Set problem> Return the entries below in their exact form, leaving the pictures out.
+-------+
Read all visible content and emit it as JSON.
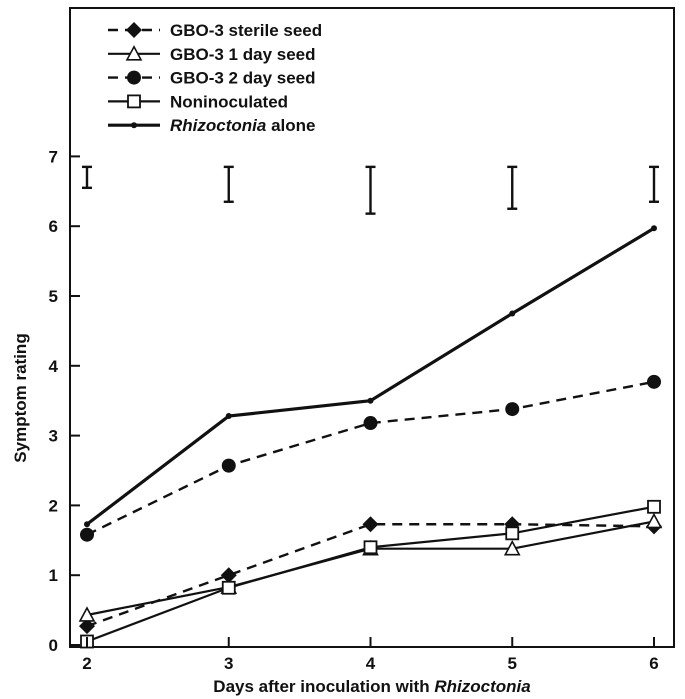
{
  "chart_data": {
    "type": "line",
    "x": [
      2,
      3,
      4,
      5,
      6
    ],
    "xlabel": {
      "prefix": "Days after inoculation with ",
      "italic": "Rhizoctonia"
    },
    "ylabel": "Symptom rating",
    "xlim": [
      2,
      6
    ],
    "ylim": [
      0,
      7.5
    ],
    "x_ticks": [
      "2",
      "3",
      "4",
      "5",
      "6"
    ],
    "y_ticks": [
      "0",
      "1",
      "2",
      "3",
      "4",
      "5",
      "6",
      "7"
    ],
    "grid": false,
    "legend_position": "top-left",
    "series": [
      {
        "name": "GBO-3  sterile seed",
        "values": [
          0.27,
          1.0,
          1.73,
          1.73,
          1.7
        ],
        "line": "dashed",
        "marker": "diamond-filled"
      },
      {
        "name": "GBO-3  1 day seed",
        "values": [
          0.43,
          0.83,
          1.38,
          1.38,
          1.77
        ],
        "line": "solid",
        "marker": "triangle-open"
      },
      {
        "name": "GBO-3  2 day seed",
        "values": [
          1.58,
          2.57,
          3.18,
          3.38,
          3.77
        ],
        "line": "dashed",
        "marker": "circle-filled"
      },
      {
        "name": "Noninoculated",
        "values": [
          0.05,
          0.82,
          1.4,
          1.6,
          1.98
        ],
        "line": "solid",
        "marker": "square-open"
      },
      {
        "name": "alone",
        "name_italic": "Rhizoctonia",
        "values": [
          1.73,
          3.28,
          3.5,
          4.75,
          5.97
        ],
        "line": "solid-thick",
        "marker": "dot-small"
      }
    ],
    "error_bars": [
      {
        "x": 2,
        "low": 6.55,
        "high": 6.85
      },
      {
        "x": 3,
        "low": 6.35,
        "high": 6.85
      },
      {
        "x": 4,
        "low": 6.18,
        "high": 6.85
      },
      {
        "x": 5,
        "low": 6.25,
        "high": 6.85
      },
      {
        "x": 6,
        "low": 6.35,
        "high": 6.85
      }
    ]
  }
}
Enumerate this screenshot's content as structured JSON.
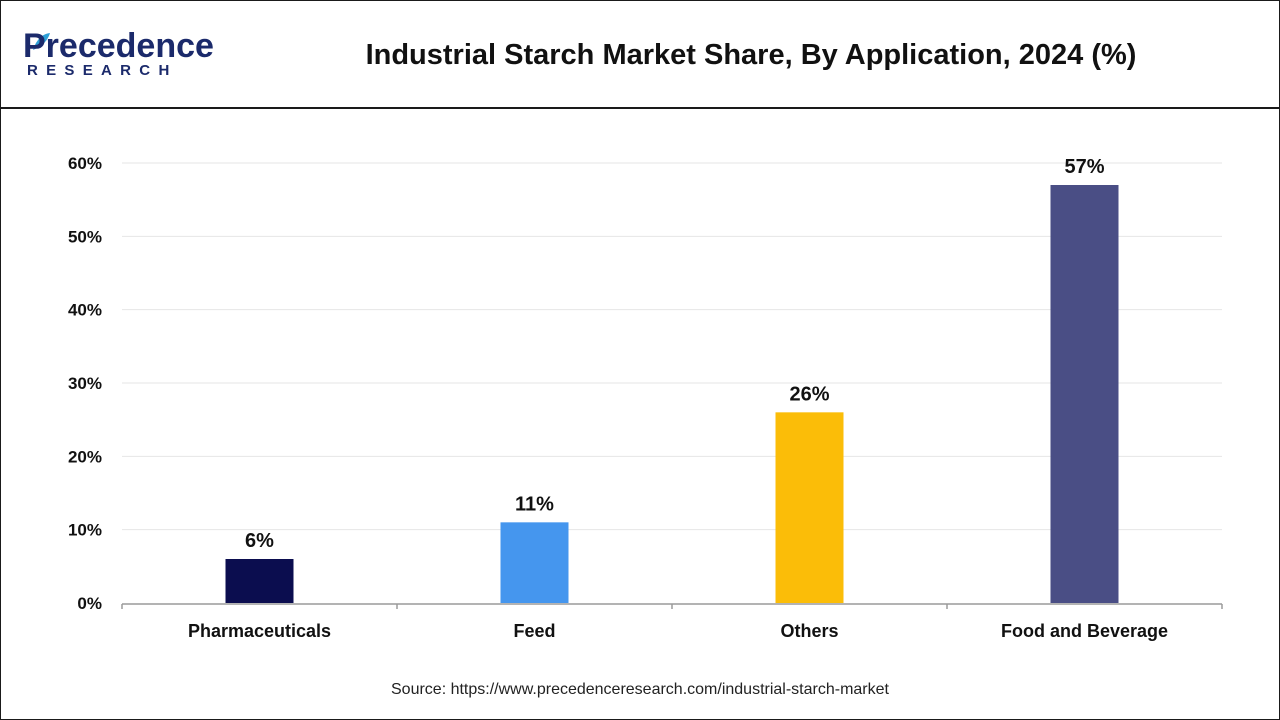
{
  "brand": {
    "logo_top": "Precedence",
    "logo_bottom": "RESEARCH",
    "color": "#1b2a6b",
    "accent": "#2e9fd6"
  },
  "title": "Industrial Starch Market Share, By Application, 2024 (%)",
  "source": "Source: https://www.precedenceresearch.com/industrial-starch-market",
  "chart_data": {
    "type": "bar",
    "title": "Industrial Starch Market Share, By Application, 2024 (%)",
    "categories": [
      "Pharmaceuticals",
      "Feed",
      "Others",
      "Food and Beverage"
    ],
    "values": [
      6,
      11,
      26,
      57
    ],
    "value_labels": [
      "6%",
      "11%",
      "26%",
      "57%"
    ],
    "colors": [
      "#0b0d4f",
      "#4596ee",
      "#fbbd08",
      "#4a4e85"
    ],
    "ylim": [
      0,
      60
    ],
    "yticks": [
      0,
      10,
      20,
      30,
      40,
      50,
      60
    ],
    "ytick_labels": [
      "0%",
      "10%",
      "20%",
      "30%",
      "40%",
      "50%",
      "60%"
    ],
    "xlabel": "",
    "ylabel": "",
    "grid": true,
    "legend": "none"
  }
}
+-------+
Solution for this exercise>
Read all visible content and emit it as JSON.
{
  "chart_data": {
    "type": "line",
    "x": [
      2,
      3,
      4,
      5,
      6
    ],
    "xlabel": {
      "prefix": "Days after inoculation with ",
      "italic": "Rhizoctonia"
    },
    "ylabel": "Symptom rating",
    "xlim": [
      2,
      6
    ],
    "ylim": [
      0,
      7.5
    ],
    "x_ticks": [
      "2",
      "3",
      "4",
      "5",
      "6"
    ],
    "y_ticks": [
      "0",
      "1",
      "2",
      "3",
      "4",
      "5",
      "6",
      "7"
    ],
    "grid": false,
    "legend_position": "top-left",
    "series": [
      {
        "name": "GBO-3  sterile seed",
        "values": [
          0.27,
          1.0,
          1.73,
          1.73,
          1.7
        ],
        "line": "dashed",
        "marker": "diamond-filled"
      },
      {
        "name": "GBO-3  1 day seed",
        "values": [
          0.43,
          0.83,
          1.38,
          1.38,
          1.77
        ],
        "line": "solid",
        "marker": "triangle-open"
      },
      {
        "name": "GBO-3  2 day seed",
        "values": [
          1.58,
          2.57,
          3.18,
          3.38,
          3.77
        ],
        "line": "dashed",
        "marker": "circle-filled"
      },
      {
        "name": "Noninoculated",
        "values": [
          0.05,
          0.82,
          1.4,
          1.6,
          1.98
        ],
        "line": "solid",
        "marker": "square-open"
      },
      {
        "name": "alone",
        "name_italic": "Rhizoctonia",
        "values": [
          1.73,
          3.28,
          3.5,
          4.75,
          5.97
        ],
        "line": "solid-thick",
        "marker": "dot-small"
      }
    ],
    "error_bars": [
      {
        "x": 2,
        "low": 6.55,
        "high": 6.85
      },
      {
        "x": 3,
        "low": 6.35,
        "high": 6.85
      },
      {
        "x": 4,
        "low": 6.18,
        "high": 6.85
      },
      {
        "x": 5,
        "low": 6.25,
        "high": 6.85
      },
      {
        "x": 6,
        "low": 6.35,
        "high": 6.85
      }
    ]
  }
}
Enumerate this screenshot's content as structured JSON.
{
  "brand": {
    "logo_top": "Precedence",
    "logo_bottom": "RESEARCH",
    "color": "#1b2a6b",
    "accent": "#2e9fd6"
  },
  "title": "Industrial Starch Market Share, By Application, 2024 (%)",
  "source": "Source: https://www.precedenceresearch.com/industrial-starch-market",
  "chart_data": {
    "type": "bar",
    "title": "Industrial Starch Market Share, By Application, 2024 (%)",
    "categories": [
      "Pharmaceuticals",
      "Feed",
      "Others",
      "Food and Beverage"
    ],
    "values": [
      6,
      11,
      26,
      57
    ],
    "value_labels": [
      "6%",
      "11%",
      "26%",
      "57%"
    ],
    "colors": [
      "#0b0d4f",
      "#4596ee",
      "#fbbd08",
      "#4a4e85"
    ],
    "ylim": [
      0,
      60
    ],
    "yticks": [
      0,
      10,
      20,
      30,
      40,
      50,
      60
    ],
    "ytick_labels": [
      "0%",
      "10%",
      "20%",
      "30%",
      "40%",
      "50%",
      "60%"
    ],
    "xlabel": "",
    "ylabel": "",
    "grid": true,
    "legend": "none"
  }
}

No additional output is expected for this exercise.